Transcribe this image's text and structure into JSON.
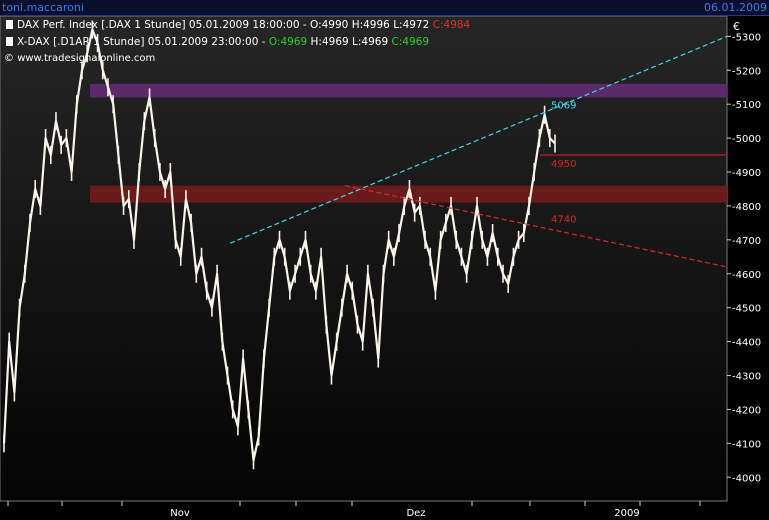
{
  "window": {
    "user": "toni.maccaroni",
    "date": "06.01.2009"
  },
  "legend": {
    "line1": {
      "prefix": "DAX Perf. Index [.DAX  1 Stunde] 05.01.2009 18:00:00 - ",
      "open": "O:4990",
      "high": "H:4996",
      "low": "L:4972",
      "close": "C:4984"
    },
    "line2": {
      "prefix": "X-DAX [.D1AR  1 Stunde] 05.01.2009 23:00:00 - ",
      "open": "O:4969",
      "high": "H:4969",
      "low": "L:4969",
      "close": "C:4969"
    }
  },
  "watermark": "www.tradesignalonline.com",
  "currency": "€",
  "colors": {
    "price": "#f8f4ea",
    "trend_upper": "#40d8e8",
    "trend_lower": "#e02828",
    "resistance_zone": "#5a2a6a",
    "support_zone": "#6a1a1a",
    "level_line": "#e02020",
    "up": "#2fd02f",
    "down": "#e03030"
  },
  "chart_data": {
    "type": "line",
    "ylim": [
      3930,
      5360
    ],
    "y_ticks": [
      4000,
      4100,
      4200,
      4300,
      4400,
      4500,
      4600,
      4700,
      4800,
      4900,
      5000,
      5100,
      5200,
      5300
    ],
    "x_ticks": [
      "Nov",
      "Dez",
      "2009"
    ],
    "series": [
      {
        "values": [
          4100,
          4400,
          4250,
          4500,
          4600,
          4750,
          4850,
          4800,
          5000,
          4950,
          5050,
          4980,
          5000,
          4900,
          5100,
          5200,
          5250,
          5320,
          5280,
          5200,
          5150,
          5100,
          4950,
          4800,
          4820,
          4700,
          4900,
          5050,
          5120,
          5000,
          4900,
          4850,
          4900,
          4700,
          4650,
          4820,
          4750,
          4600,
          4650,
          4550,
          4500,
          4600,
          4400,
          4300,
          4200,
          4150,
          4350,
          4200,
          4050,
          4120,
          4350,
          4500,
          4650,
          4700,
          4650,
          4550,
          4600,
          4650,
          4700,
          4600,
          4550,
          4650,
          4450,
          4300,
          4400,
          4500,
          4600,
          4550,
          4450,
          4400,
          4600,
          4500,
          4350,
          4600,
          4700,
          4650,
          4720,
          4800,
          4850,
          4780,
          4800,
          4700,
          4650,
          4550,
          4700,
          4750,
          4800,
          4700,
          4650,
          4600,
          4700,
          4800,
          4700,
          4650,
          4720,
          4650,
          4600,
          4570,
          4650,
          4700,
          4720,
          4800,
          4900,
          5000,
          5069,
          5000,
          4984
        ]
      }
    ],
    "annotations": [
      {
        "type": "trendline",
        "color": "trend_upper",
        "x_index": [
          61,
          195
        ],
        "y": [
          4690,
          5300
        ]
      },
      {
        "type": "trendline",
        "color": "trend_lower",
        "x_index": [
          92,
          195
        ],
        "y": [
          4860,
          4620
        ]
      },
      {
        "type": "zone",
        "color": "resistance_zone",
        "y": [
          5120,
          5160
        ]
      },
      {
        "type": "zone",
        "color": "support_zone",
        "y": [
          4810,
          4860
        ]
      },
      {
        "type": "level",
        "label": "4950",
        "value": 4950
      },
      {
        "type": "label",
        "text": "5069",
        "value": 5069,
        "color": "trend_upper"
      },
      {
        "type": "label",
        "text": "4740",
        "value": 4740,
        "color": "trend_lower"
      }
    ]
  }
}
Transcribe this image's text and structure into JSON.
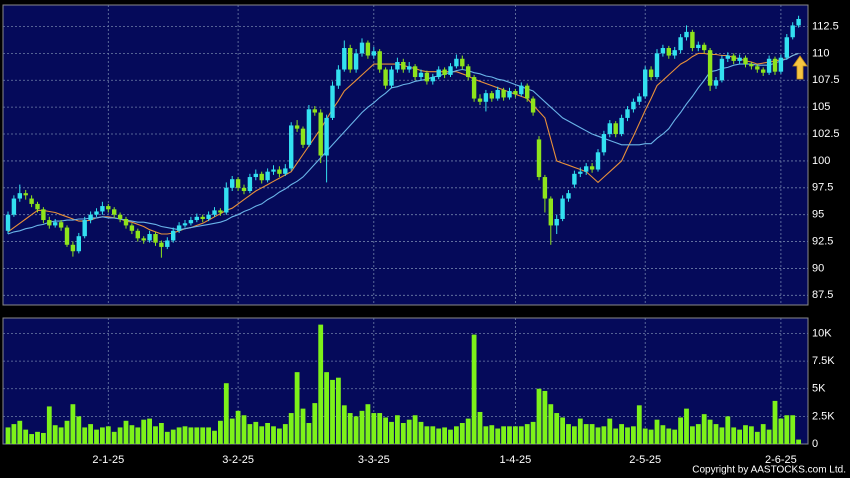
{
  "chart_data": {
    "type": "candlestick",
    "categories": [
      null,
      null,
      null,
      null,
      null,
      null,
      null,
      null,
      null,
      null,
      null,
      null,
      null,
      null,
      null,
      null,
      null,
      "2-1-25",
      null,
      null,
      null,
      null,
      null,
      null,
      null,
      null,
      null,
      null,
      null,
      null,
      null,
      null,
      null,
      null,
      null,
      null,
      null,
      null,
      null,
      "3-2-25",
      null,
      null,
      null,
      null,
      null,
      null,
      null,
      null,
      null,
      null,
      null,
      null,
      null,
      null,
      null,
      null,
      null,
      null,
      null,
      null,
      null,
      null,
      "3-3-25",
      null,
      null,
      null,
      null,
      null,
      null,
      null,
      null,
      null,
      null,
      null,
      null,
      null,
      null,
      null,
      null,
      null,
      null,
      null,
      null,
      null,
      null,
      null,
      "1-4-25",
      null,
      null,
      null,
      null,
      null,
      null,
      null,
      null,
      null,
      null,
      null,
      null,
      null,
      null,
      null,
      null,
      null,
      null,
      null,
      null,
      null,
      "2-5-25",
      null,
      null,
      null,
      null,
      null,
      null,
      null,
      null,
      null,
      null,
      null,
      null,
      null,
      null,
      null,
      null,
      null,
      null,
      null,
      null,
      null,
      null,
      "2-6-25",
      null,
      null,
      null
    ],
    "open": [
      93.5,
      95.0,
      96.5,
      97.0,
      96.5,
      96.0,
      95.5,
      94.5,
      94.0,
      94.3,
      93.8,
      92.2,
      91.6,
      93.0,
      94.5,
      95.0,
      95.3,
      95.8,
      95.5,
      95.0,
      94.6,
      94.0,
      93.5,
      92.8,
      92.6,
      93.2,
      92.4,
      92.0,
      92.6,
      93.5,
      94.0,
      94.2,
      94.5,
      94.8,
      94.6,
      95.0,
      95.4,
      95.2,
      97.5,
      98.3,
      97.5,
      97.2,
      98.5,
      98.8,
      98.2,
      99.0,
      99.2,
      98.8,
      99.3,
      103.3,
      103.0,
      101.5,
      104.8,
      104.5,
      100.5,
      104.0,
      107.0,
      108.5,
      110.5,
      108.5,
      110.0,
      111.0,
      109.8,
      110.2,
      108.5,
      107.0,
      108.5,
      109.2,
      108.5,
      108.8,
      107.8,
      108.2,
      107.4,
      107.8,
      108.5,
      108.0,
      108.8,
      109.5,
      108.8,
      107.8,
      105.8,
      105.5,
      106.3,
      105.8,
      106.6,
      105.9,
      106.5,
      106.2,
      107.0,
      105.8,
      102.0,
      98.5,
      96.5,
      94.0,
      94.6,
      96.5,
      97.8,
      98.8,
      99.0,
      99.5,
      99.2,
      100.8,
      102.5,
      103.5,
      102.5,
      104.0,
      104.8,
      105.5,
      106.0,
      108.5,
      107.8,
      110.0,
      110.5,
      109.8,
      110.3,
      111.5,
      112.0,
      110.5,
      110.8,
      110.3,
      107.0,
      107.5,
      109.5,
      109.8,
      109.3,
      109.6,
      109.0,
      108.8,
      108.5,
      108.2,
      109.5,
      108.3,
      109.6,
      111.5,
      112.6
    ],
    "high": [
      95.3,
      96.8,
      97.8,
      97.3,
      96.8,
      96.2,
      95.7,
      94.8,
      94.6,
      94.5,
      94.0,
      92.5,
      93.3,
      94.8,
      95.3,
      95.6,
      96.2,
      96.0,
      95.7,
      95.2,
      94.8,
      94.2,
      93.7,
      93.0,
      93.5,
      93.4,
      92.6,
      92.9,
      93.8,
      94.3,
      94.5,
      94.8,
      95.1,
      95.0,
      95.3,
      95.7,
      95.6,
      98.0,
      98.6,
      98.5,
      97.8,
      98.8,
      99.2,
      99.0,
      99.3,
      99.6,
      99.5,
      99.7,
      103.6,
      103.8,
      103.2,
      105.2,
      105.1,
      104.8,
      104.3,
      107.4,
      108.9,
      111.2,
      110.8,
      110.4,
      111.4,
      111.2,
      110.6,
      110.4,
      108.7,
      108.8,
      109.6,
      109.5,
      109.2,
      109.0,
      108.5,
      108.4,
      108.1,
      108.8,
      108.7,
      109.1,
      109.9,
      109.8,
      109.0,
      108.0,
      106.2,
      106.6,
      106.5,
      106.9,
      106.8,
      106.8,
      106.7,
      107.3,
      107.2,
      106.0,
      102.3,
      98.7,
      96.7,
      95.0,
      96.8,
      97.3,
      99.1,
      99.4,
      99.8,
      99.8,
      101.1,
      102.8,
      103.8,
      103.7,
      104.3,
      105.1,
      105.8,
      106.3,
      108.8,
      108.8,
      110.4,
      110.8,
      110.7,
      110.6,
      111.8,
      112.6,
      112.2,
      111.1,
      111.0,
      110.5,
      107.8,
      109.8,
      110.1,
      110.0,
      109.9,
      109.8,
      109.2,
      109.0,
      108.7,
      109.8,
      109.7,
      109.9,
      111.8,
      112.9,
      113.5
    ],
    "low": [
      93.2,
      94.8,
      96.2,
      96.4,
      95.7,
      95.2,
      94.2,
      93.7,
      93.8,
      93.5,
      92.0,
      91.1,
      91.4,
      92.8,
      94.2,
      94.8,
      95.0,
      95.2,
      94.7,
      94.3,
      93.7,
      93.2,
      92.5,
      92.3,
      92.4,
      92.1,
      91.0,
      91.8,
      92.4,
      93.3,
      93.8,
      94.0,
      94.3,
      94.3,
      94.4,
      94.8,
      94.9,
      95.0,
      97.2,
      97.2,
      96.9,
      97.0,
      98.2,
      97.9,
      98.0,
      98.7,
      98.5,
      98.6,
      99.1,
      102.7,
      101.2,
      101.3,
      104.2,
      99.8,
      98.0,
      103.8,
      106.7,
      108.3,
      108.2,
      108.2,
      109.7,
      109.5,
      109.5,
      108.2,
      106.7,
      106.8,
      108.2,
      108.2,
      108.2,
      107.5,
      107.5,
      107.1,
      107.1,
      107.6,
      107.7,
      107.8,
      108.6,
      108.5,
      107.5,
      105.5,
      105.2,
      104.6,
      105.5,
      105.6,
      105.6,
      105.7,
      105.9,
      106.0,
      105.5,
      104.2,
      98.2,
      95.2,
      92.2,
      93.2,
      94.4,
      96.2,
      97.5,
      98.5,
      98.7,
      98.9,
      99.0,
      100.5,
      102.2,
      102.2,
      102.3,
      103.7,
      104.5,
      105.2,
      105.8,
      107.5,
      107.6,
      109.7,
      109.5,
      109.5,
      110.0,
      111.2,
      110.2,
      110.2,
      110.0,
      106.5,
      106.7,
      107.3,
      109.2,
      109.0,
      109.0,
      108.7,
      108.5,
      108.2,
      107.9,
      108.0,
      108.0,
      108.1,
      109.4,
      111.3,
      112.4
    ],
    "close": [
      95.0,
      96.5,
      97.0,
      96.8,
      96.0,
      95.5,
      94.5,
      94.0,
      94.3,
      93.8,
      92.2,
      91.6,
      93.0,
      94.5,
      95.0,
      95.3,
      95.8,
      95.5,
      95.0,
      94.6,
      94.0,
      93.5,
      92.8,
      92.6,
      93.2,
      92.4,
      92.0,
      92.6,
      93.5,
      94.0,
      94.2,
      94.5,
      94.8,
      94.6,
      95.0,
      95.4,
      95.2,
      97.5,
      98.3,
      97.5,
      97.2,
      98.5,
      98.8,
      98.2,
      99.0,
      99.2,
      98.8,
      99.3,
      103.3,
      103.0,
      101.5,
      104.8,
      104.5,
      100.5,
      104.0,
      107.0,
      108.5,
      110.5,
      108.5,
      110.0,
      111.0,
      109.8,
      110.2,
      108.5,
      107.0,
      108.5,
      109.2,
      108.5,
      108.8,
      107.8,
      108.2,
      107.4,
      107.8,
      108.5,
      108.0,
      108.8,
      109.5,
      108.8,
      107.8,
      105.8,
      105.5,
      106.3,
      105.8,
      106.6,
      105.9,
      106.5,
      106.2,
      107.0,
      105.8,
      104.5,
      98.5,
      96.5,
      94.0,
      94.6,
      96.5,
      97.0,
      98.8,
      99.0,
      99.5,
      99.2,
      100.8,
      102.5,
      103.5,
      102.5,
      104.0,
      104.8,
      105.5,
      106.0,
      108.5,
      107.8,
      110.0,
      110.5,
      109.8,
      110.3,
      111.5,
      112.0,
      110.5,
      110.8,
      110.3,
      107.0,
      107.5,
      109.5,
      109.8,
      109.3,
      109.6,
      109.0,
      108.8,
      108.5,
      108.2,
      109.5,
      108.3,
      109.6,
      111.5,
      112.6,
      113.2
    ],
    "up_color": "#33e0f0",
    "down_color": "#8ee41c",
    "lines": [
      {
        "color": "#e8903a",
        "values": [
          93.4,
          93.8,
          94.2,
          94.6,
          95.0,
          95.4,
          95.4,
          95.3,
          95.2,
          95.0,
          94.8,
          94.6,
          94.4,
          94.4,
          94.5,
          94.7,
          94.8,
          94.8,
          94.7,
          94.6,
          94.4,
          94.3,
          94.1,
          93.9,
          93.6,
          93.4,
          93.2,
          93.2,
          93.3,
          93.5,
          93.7,
          93.8,
          94.0,
          94.2,
          94.5,
          94.8,
          95.1,
          95.4,
          95.6,
          96.0,
          96.4,
          96.8,
          97.2,
          97.5,
          97.8,
          98.1,
          98.4,
          98.7,
          99.0,
          99.8,
          100.6,
          101.4,
          102.2,
          103.0,
          103.9,
          104.8,
          105.6,
          106.5,
          107.0,
          107.5,
          108.0,
          108.5,
          109.0,
          109.0,
          109.0,
          109.0,
          109.0,
          108.9,
          108.7,
          108.6,
          108.4,
          108.3,
          108.3,
          108.3,
          108.3,
          108.3,
          108.3,
          108.1,
          107.9,
          107.6,
          107.4,
          107.2,
          107.0,
          106.8,
          106.6,
          106.4,
          106.2,
          106.0,
          105.8,
          105.2,
          104.6,
          104.0,
          102.0,
          100.0,
          99.8,
          99.6,
          99.4,
          99.2,
          99.0,
          98.5,
          98.0,
          98.5,
          99.0,
          99.5,
          100.0,
          101.2,
          102.3,
          103.5,
          104.7,
          105.8,
          107.0,
          107.5,
          108.0,
          108.5,
          109.0,
          109.3,
          109.7,
          110.0,
          110.0,
          109.9,
          109.9,
          109.8,
          109.8,
          109.6,
          109.5,
          109.3,
          109.2,
          109.0,
          109.1,
          109.2,
          109.3,
          109.4,
          109.5,
          109.8,
          110.0
        ]
      },
      {
        "color": "#6ab4e8",
        "values": [
          93.2,
          93.4,
          93.5,
          93.7,
          93.8,
          94.0,
          94.1,
          94.3,
          94.4,
          94.4,
          94.5,
          94.5,
          94.6,
          94.6,
          94.7,
          94.7,
          94.8,
          94.7,
          94.7,
          94.6,
          94.5,
          94.4,
          94.3,
          94.3,
          94.2,
          94.1,
          93.9,
          93.8,
          93.7,
          93.6,
          93.7,
          93.8,
          93.9,
          94.0,
          94.1,
          94.2,
          94.3,
          94.5,
          94.8,
          95.0,
          95.3,
          95.5,
          95.8,
          96.0,
          96.4,
          96.7,
          97.1,
          97.4,
          97.8,
          98.1,
          98.5,
          99.1,
          99.7,
          100.3,
          100.9,
          101.5,
          102.1,
          102.7,
          103.3,
          103.9,
          104.5,
          105.0,
          105.4,
          105.9,
          106.3,
          106.8,
          106.9,
          107.1,
          107.2,
          107.4,
          107.5,
          107.6,
          107.8,
          107.9,
          108.1,
          108.2,
          108.4,
          108.5,
          108.4,
          108.2,
          108.1,
          107.9,
          107.8,
          107.6,
          107.5,
          107.3,
          107.1,
          106.9,
          106.7,
          106.5,
          106.0,
          105.5,
          105.0,
          104.5,
          104.0,
          103.7,
          103.4,
          103.1,
          102.8,
          102.5,
          102.3,
          102.1,
          101.9,
          101.7,
          101.5,
          101.5,
          101.5,
          101.5,
          101.6,
          101.6,
          102.1,
          102.5,
          103.0,
          103.8,
          104.5,
          105.3,
          106.0,
          106.8,
          107.5,
          108.3,
          108.4,
          108.6,
          108.7,
          108.9,
          109.0,
          109.0,
          109.0,
          108.9,
          108.9,
          108.9,
          109.1,
          109.3,
          109.5,
          109.8,
          110.0
        ]
      }
    ],
    "ylim": [
      86.6,
      114.5
    ],
    "yticks": [
      87.5,
      90,
      92.5,
      95,
      97.5,
      100,
      102.5,
      105,
      107.5,
      110,
      112.5
    ],
    "volume": [
      1500,
      1800,
      2100,
      1300,
      900,
      1100,
      1000,
      3400,
      1700,
      1500,
      2100,
      3600,
      2500,
      1500,
      1800,
      1300,
      1500,
      1600,
      1100,
      1500,
      2100,
      1700,
      1500,
      2200,
      2300,
      1600,
      1900,
      1100,
      1300,
      1500,
      1600,
      1500,
      1500,
      1500,
      1500,
      1200,
      2100,
      5500,
      2300,
      3000,
      2600,
      1800,
      2000,
      1600,
      1900,
      1600,
      1400,
      1800,
      2800,
      6500,
      3200,
      1900,
      3700,
      10800,
      6500,
      5800,
      6000,
      3500,
      2800,
      2500,
      3000,
      3600,
      2800,
      2800,
      2400,
      2000,
      2600,
      1900,
      2200,
      2600,
      2000,
      1600,
      1600,
      1400,
      1500,
      1300,
      1600,
      1900,
      2300,
      9900,
      2900,
      1600,
      1700,
      1400,
      1600,
      1600,
      1600,
      1600,
      1800,
      2000,
      5000,
      4800,
      3600,
      2800,
      2400,
      1800,
      1600,
      2300,
      1800,
      1800,
      1500,
      1600,
      2300,
      1400,
      1800,
      1500,
      1600,
      3500,
      1400,
      1300,
      2200,
      1700,
      1400,
      1300,
      2400,
      3200,
      1600,
      1800,
      2700,
      2200,
      1800,
      1500,
      2500,
      1500,
      1300,
      1700,
      1600,
      1100,
      1800,
      1300,
      3900,
      2300,
      2600,
      2600,
      400
    ],
    "volume_color": "#7df21a",
    "volume_ylim": [
      0,
      11400
    ],
    "volume_yticks": [
      0,
      {
        "value": 2500,
        "label": "2.5K"
      },
      {
        "value": 5000,
        "label": "5K"
      },
      {
        "value": 7500,
        "label": "7.5K"
      },
      {
        "value": 10000,
        "label": "10K"
      }
    ],
    "grid": true
  },
  "copyright": "Copyright by AASTOCKS.com Ltd."
}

WHAT TO WORK ON: Identify the lines in the entries that hold "label" and return each one.

ANSWER FOR THIS EXERCISE:
        "label": "4950",
        "type": "label",
        "type": "label",
        "label": "2.5K"
        "label": "5K"
        "label": "7.5K"
        "label": "10K"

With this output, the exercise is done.